Collected data entries
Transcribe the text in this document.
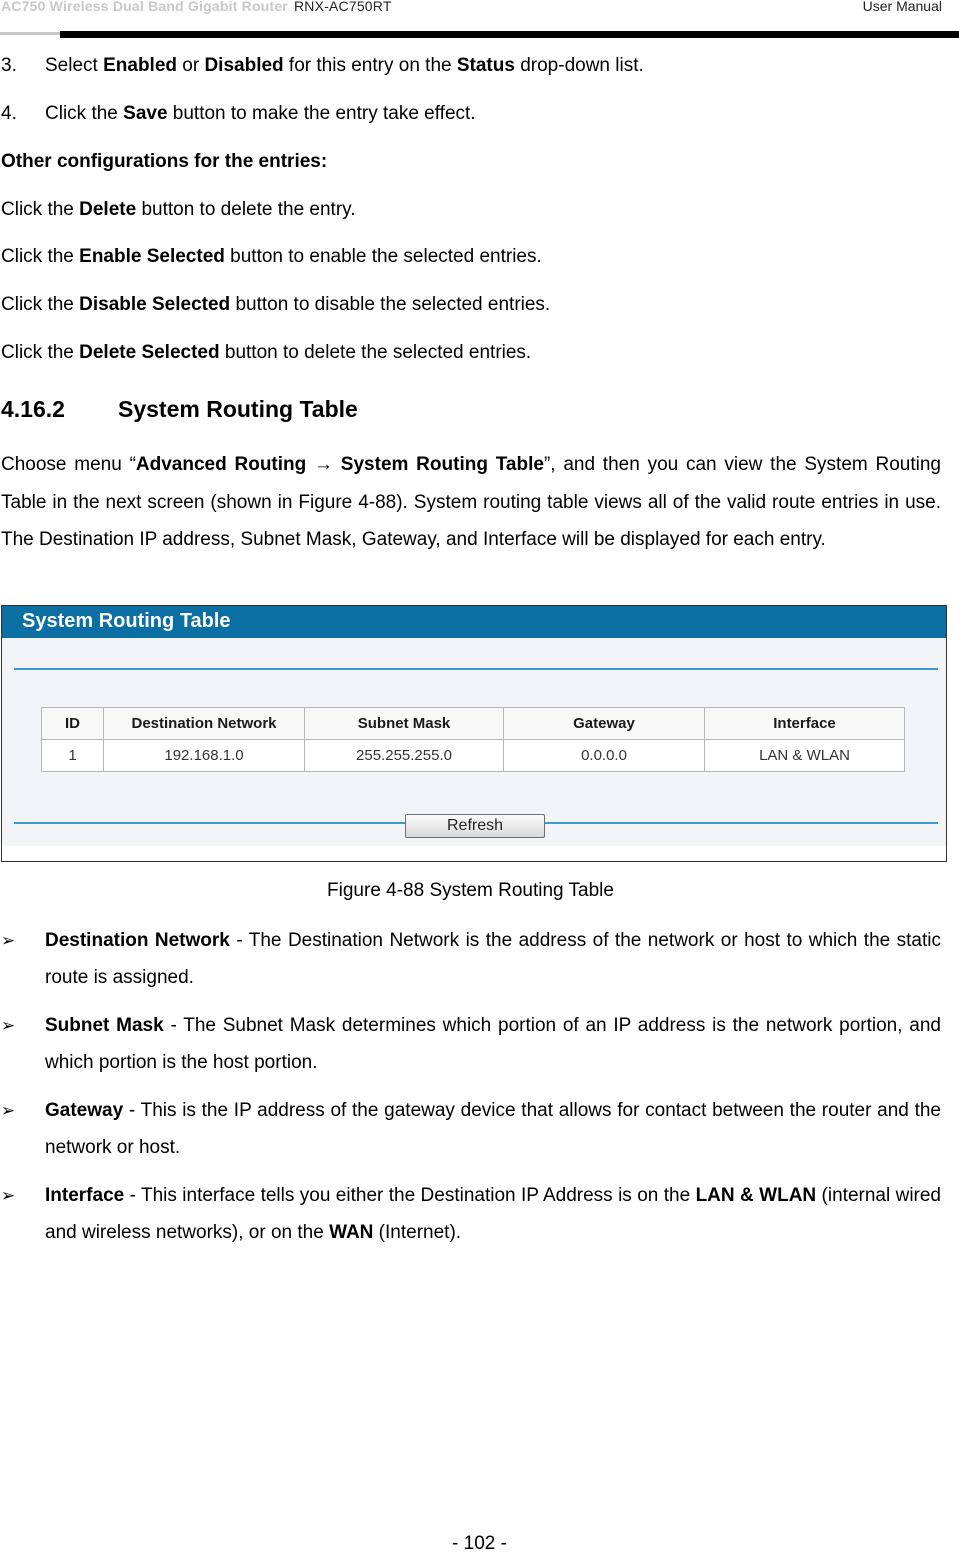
AC750 Wireless Dual Band Gigabit Router RNX-AC750RT	User Manual
3. Select Enabled or Disabled for this entry on the Status drop-down list.
4. Click the Save button to make the entry take effect.
Other configurations for the entries:
Click the Delete button to delete the entry.
Click the Enable Selected button to enable the selected entries.
Click the Disable Selected button to disable the selected entries.
Click the Delete Selected button to delete the selected entries.
4.16.2 System Routing Table
Choose menu “Advanced Routing → System Routing Table”, and then you can view the System Routing Table in the next screen (shown in Figure 4-88). System routing table views all of the valid route entries in use. The Destination IP address, Subnet Mask, Gateway, and Interface will be displayed for each entry.
System Routing Table
ID	Destination Network	Subnet Mask	Gateway	Interface
1	192.168.1.0	255.255.255.0	0.0.0.0	LAN & WLAN
Refresh
Figure 4-88 System Routing Table
➢ Destination Network - The Destination Network is the address of the network or host to which the static route is assigned.
➢ Subnet Mask - The Subnet Mask determines which portion of an IP address is the network portion, and which portion is the host portion.
➢ Gateway - This is the IP address of the gateway device that allows for contact between the router and the network or host.
➢ Interface - This interface tells you either the Destination IP Address is on the LAN & WLAN (internal wired and wireless networks), or on the WAN (Internet).
- 102 -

What to work on: Return all of the data exactly as written, and drop the pictures.

Result of this exercise:
Transcribe the text in this document.
AC750 Wireless Dual Band Gigabit Router RNX-AC750RT	User Manual
3. Select Enabled or Disabled for this entry on the Status drop-down list.
4. Click the Save button to make the entry take effect.
Other configurations for the entries:
Click the Delete button to delete the entry.
Click the Enable Selected button to enable the selected entries.
Click the Disable Selected button to disable the selected entries.
Click the Delete Selected button to delete the selected entries.
4.16.2 System Routing Table
Choose menu “Advanced Routing → System Routing Table”, and then you can view the System Routing Table in the next screen (shown in Figure 4-88). System routing table views all of the valid route entries in use. The Destination IP address, Subnet Mask, Gateway, and Interface will be displayed for each entry.
System Routing Table
ID	Destination Network	Subnet Mask	Gateway	Interface
1	192.168.1.0	255.255.255.0	0.0.0.0	LAN & WLAN
Refresh
Figure 4-88 System Routing Table
➢ Destination Network - The Destination Network is the address of the network or host to which the static route is assigned.
➢ Subnet Mask - The Subnet Mask determines which portion of an IP address is the network portion, and which portion is the host portion.
➢ Gateway - This is the IP address of the gateway device that allows for contact between the router and the network or host.
➢ Interface - This interface tells you either the Destination IP Address is on the LAN & WLAN (internal wired and wireless networks), or on the WAN (Internet).
- 102 -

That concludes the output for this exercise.